## [YOUR INSTRUCTIONS]
Write out the whole of the material exactly.

## [MATERIAL PROVIDED]
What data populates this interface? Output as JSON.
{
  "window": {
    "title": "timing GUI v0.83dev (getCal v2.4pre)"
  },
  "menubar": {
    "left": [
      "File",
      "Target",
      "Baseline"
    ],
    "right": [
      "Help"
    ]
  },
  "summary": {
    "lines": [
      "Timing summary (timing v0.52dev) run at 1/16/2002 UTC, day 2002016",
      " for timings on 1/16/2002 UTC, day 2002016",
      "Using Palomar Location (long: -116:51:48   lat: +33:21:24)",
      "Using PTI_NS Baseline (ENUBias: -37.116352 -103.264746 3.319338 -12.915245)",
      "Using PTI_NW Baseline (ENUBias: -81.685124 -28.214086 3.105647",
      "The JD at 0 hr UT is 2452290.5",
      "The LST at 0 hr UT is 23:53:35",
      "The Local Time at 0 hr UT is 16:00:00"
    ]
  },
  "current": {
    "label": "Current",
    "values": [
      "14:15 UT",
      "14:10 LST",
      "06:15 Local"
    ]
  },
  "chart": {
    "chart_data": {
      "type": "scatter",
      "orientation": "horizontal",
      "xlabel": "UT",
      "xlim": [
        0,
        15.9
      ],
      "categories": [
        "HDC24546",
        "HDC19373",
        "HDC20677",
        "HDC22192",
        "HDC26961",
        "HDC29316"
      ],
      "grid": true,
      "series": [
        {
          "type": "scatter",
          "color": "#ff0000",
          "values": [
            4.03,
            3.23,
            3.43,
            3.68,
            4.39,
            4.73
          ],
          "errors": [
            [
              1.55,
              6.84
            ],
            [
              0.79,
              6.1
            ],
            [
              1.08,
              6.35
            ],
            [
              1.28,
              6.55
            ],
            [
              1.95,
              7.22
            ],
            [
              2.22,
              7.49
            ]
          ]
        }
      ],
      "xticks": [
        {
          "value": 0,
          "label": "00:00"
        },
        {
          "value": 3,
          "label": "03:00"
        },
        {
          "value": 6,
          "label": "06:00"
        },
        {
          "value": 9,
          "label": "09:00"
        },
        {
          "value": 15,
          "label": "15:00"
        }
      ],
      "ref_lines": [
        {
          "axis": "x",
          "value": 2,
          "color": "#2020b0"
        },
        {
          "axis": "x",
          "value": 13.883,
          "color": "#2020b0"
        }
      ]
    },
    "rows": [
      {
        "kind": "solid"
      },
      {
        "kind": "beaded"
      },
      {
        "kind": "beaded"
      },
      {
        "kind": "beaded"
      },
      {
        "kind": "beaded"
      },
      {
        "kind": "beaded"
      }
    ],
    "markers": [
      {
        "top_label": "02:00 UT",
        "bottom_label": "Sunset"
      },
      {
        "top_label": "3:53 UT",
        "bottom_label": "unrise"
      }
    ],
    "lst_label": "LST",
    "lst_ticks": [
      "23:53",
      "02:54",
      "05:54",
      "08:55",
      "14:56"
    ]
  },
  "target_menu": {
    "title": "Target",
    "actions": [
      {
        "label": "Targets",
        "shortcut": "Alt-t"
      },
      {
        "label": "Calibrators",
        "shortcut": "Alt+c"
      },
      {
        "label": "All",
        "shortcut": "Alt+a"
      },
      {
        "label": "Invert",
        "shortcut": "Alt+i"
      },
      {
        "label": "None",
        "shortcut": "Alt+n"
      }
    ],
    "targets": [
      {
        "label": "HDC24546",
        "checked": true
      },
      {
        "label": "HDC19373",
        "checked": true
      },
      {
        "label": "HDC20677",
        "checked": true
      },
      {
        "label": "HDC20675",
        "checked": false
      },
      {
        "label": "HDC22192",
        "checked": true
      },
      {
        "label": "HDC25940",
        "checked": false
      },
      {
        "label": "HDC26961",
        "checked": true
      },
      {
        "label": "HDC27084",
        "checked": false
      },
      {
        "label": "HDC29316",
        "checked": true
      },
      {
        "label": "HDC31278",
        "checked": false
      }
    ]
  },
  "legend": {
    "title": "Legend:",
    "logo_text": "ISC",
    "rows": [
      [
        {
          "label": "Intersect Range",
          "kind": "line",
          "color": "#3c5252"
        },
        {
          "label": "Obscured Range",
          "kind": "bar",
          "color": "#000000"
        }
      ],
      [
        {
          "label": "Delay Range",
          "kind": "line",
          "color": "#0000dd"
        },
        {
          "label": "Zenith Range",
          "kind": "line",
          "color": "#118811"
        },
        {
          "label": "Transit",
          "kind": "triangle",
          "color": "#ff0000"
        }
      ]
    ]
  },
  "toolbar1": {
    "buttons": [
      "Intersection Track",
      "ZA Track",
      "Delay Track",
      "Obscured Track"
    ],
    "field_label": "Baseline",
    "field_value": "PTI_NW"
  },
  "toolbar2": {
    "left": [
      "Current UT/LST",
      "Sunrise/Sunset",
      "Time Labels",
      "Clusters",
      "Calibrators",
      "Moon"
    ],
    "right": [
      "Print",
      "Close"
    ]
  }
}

## [PROBLEM SOLUTION]
What data populates this interface? Output as JSON.
{
  "window": {
    "title": "timing GUI v0.83dev (getCal v2.4pre)"
  },
  "menubar": {
    "left": [
      "File",
      "Target",
      "Baseline"
    ],
    "right": [
      "Help"
    ]
  },
  "summary": {
    "lines": [
      "Timing summary (timing v0.52dev) run at 1/16/2002 UTC, day 2002016",
      " for timings on 1/16/2002 UTC, day 2002016",
      "Using Palomar Location (long: -116:51:48   lat: +33:21:24)",
      "Using PTI_NS Baseline (ENUBias: -37.116352 -103.264746 3.319338 -12.915245)",
      "Using PTI_NW Baseline (ENUBias: -81.685124 -28.214086 3.105647",
      "The JD at 0 hr UT is 2452290.5",
      "The LST at 0 hr UT is 23:53:35",
      "The Local Time at 0 hr UT is 16:00:00"
    ]
  },
  "current": {
    "label": "Current",
    "values": [
      "14:15 UT",
      "14:10 LST",
      "06:15 Local"
    ]
  },
  "chart": {
    "chart_data": {
      "type": "scatter",
      "orientation": "horizontal",
      "xlabel": "UT",
      "xlim": [
        0,
        15.9
      ],
      "categories": [
        "HDC24546",
        "HDC19373",
        "HDC20677",
        "HDC22192",
        "HDC26961",
        "HDC29316"
      ],
      "grid": true,
      "series": [
        {
          "type": "scatter",
          "color": "#ff0000",
          "values": [
            4.03,
            3.23,
            3.43,
            3.68,
            4.39,
            4.73
          ],
          "errors": [
            [
              1.55,
              6.84
            ],
            [
              0.79,
              6.1
            ],
            [
              1.08,
              6.35
            ],
            [
              1.28,
              6.55
            ],
            [
              1.95,
              7.22
            ],
            [
              2.22,
              7.49
            ]
          ]
        }
      ],
      "xticks": [
        {
          "value": 0,
          "label": "00:00"
        },
        {
          "value": 3,
          "label": "03:00"
        },
        {
          "value": 6,
          "label": "06:00"
        },
        {
          "value": 9,
          "label": "09:00"
        },
        {
          "value": 15,
          "label": "15:00"
        }
      ],
      "ref_lines": [
        {
          "axis": "x",
          "value": 2,
          "color": "#2020b0"
        },
        {
          "axis": "x",
          "value": 13.883,
          "color": "#2020b0"
        }
      ]
    },
    "rows": [
      {
        "kind": "solid"
      },
      {
        "kind": "beaded"
      },
      {
        "kind": "beaded"
      },
      {
        "kind": "beaded"
      },
      {
        "kind": "beaded"
      },
      {
        "kind": "beaded"
      }
    ],
    "markers": [
      {
        "top_label": "02:00 UT",
        "bottom_label": "Sunset"
      },
      {
        "top_label": "3:53 UT",
        "bottom_label": "unrise"
      }
    ],
    "lst_label": "LST",
    "lst_ticks": [
      "23:53",
      "02:54",
      "05:54",
      "08:55",
      "14:56"
    ]
  },
  "target_menu": {
    "title": "Target",
    "actions": [
      {
        "label": "Targets",
        "shortcut": "Alt-t"
      },
      {
        "label": "Calibrators",
        "shortcut": "Alt+c"
      },
      {
        "label": "All",
        "shortcut": "Alt+a"
      },
      {
        "label": "Invert",
        "shortcut": "Alt+i"
      },
      {
        "label": "None",
        "shortcut": "Alt+n"
      }
    ],
    "targets": [
      {
        "label": "HDC24546",
        "checked": true
      },
      {
        "label": "HDC19373",
        "checked": true
      },
      {
        "label": "HDC20677",
        "checked": true
      },
      {
        "label": "HDC20675",
        "checked": false
      },
      {
        "label": "HDC22192",
        "checked": true
      },
      {
        "label": "HDC25940",
        "checked": false
      },
      {
        "label": "HDC26961",
        "checked": true
      },
      {
        "label": "HDC27084",
        "checked": false
      },
      {
        "label": "HDC29316",
        "checked": true
      },
      {
        "label": "HDC31278",
        "checked": false
      }
    ]
  },
  "legend": {
    "title": "Legend:",
    "logo_text": "ISC",
    "rows": [
      [
        {
          "label": "Intersect Range",
          "kind": "line",
          "color": "#3c5252"
        },
        {
          "label": "Obscured Range",
          "kind": "bar",
          "color": "#000000"
        }
      ],
      [
        {
          "label": "Delay Range",
          "kind": "line",
          "color": "#0000dd"
        },
        {
          "label": "Zenith Range",
          "kind": "line",
          "color": "#118811"
        },
        {
          "label": "Transit",
          "kind": "triangle",
          "color": "#ff0000"
        }
      ]
    ]
  },
  "toolbar1": {
    "buttons": [
      "Intersection Track",
      "ZA Track",
      "Delay Track",
      "Obscured Track"
    ],
    "field_label": "Baseline",
    "field_value": "PTI_NW"
  },
  "toolbar2": {
    "left": [
      "Current UT/LST",
      "Sunrise/Sunset",
      "Time Labels",
      "Clusters",
      "Calibrators",
      "Moon"
    ],
    "right": [
      "Print",
      "Close"
    ]
  }
}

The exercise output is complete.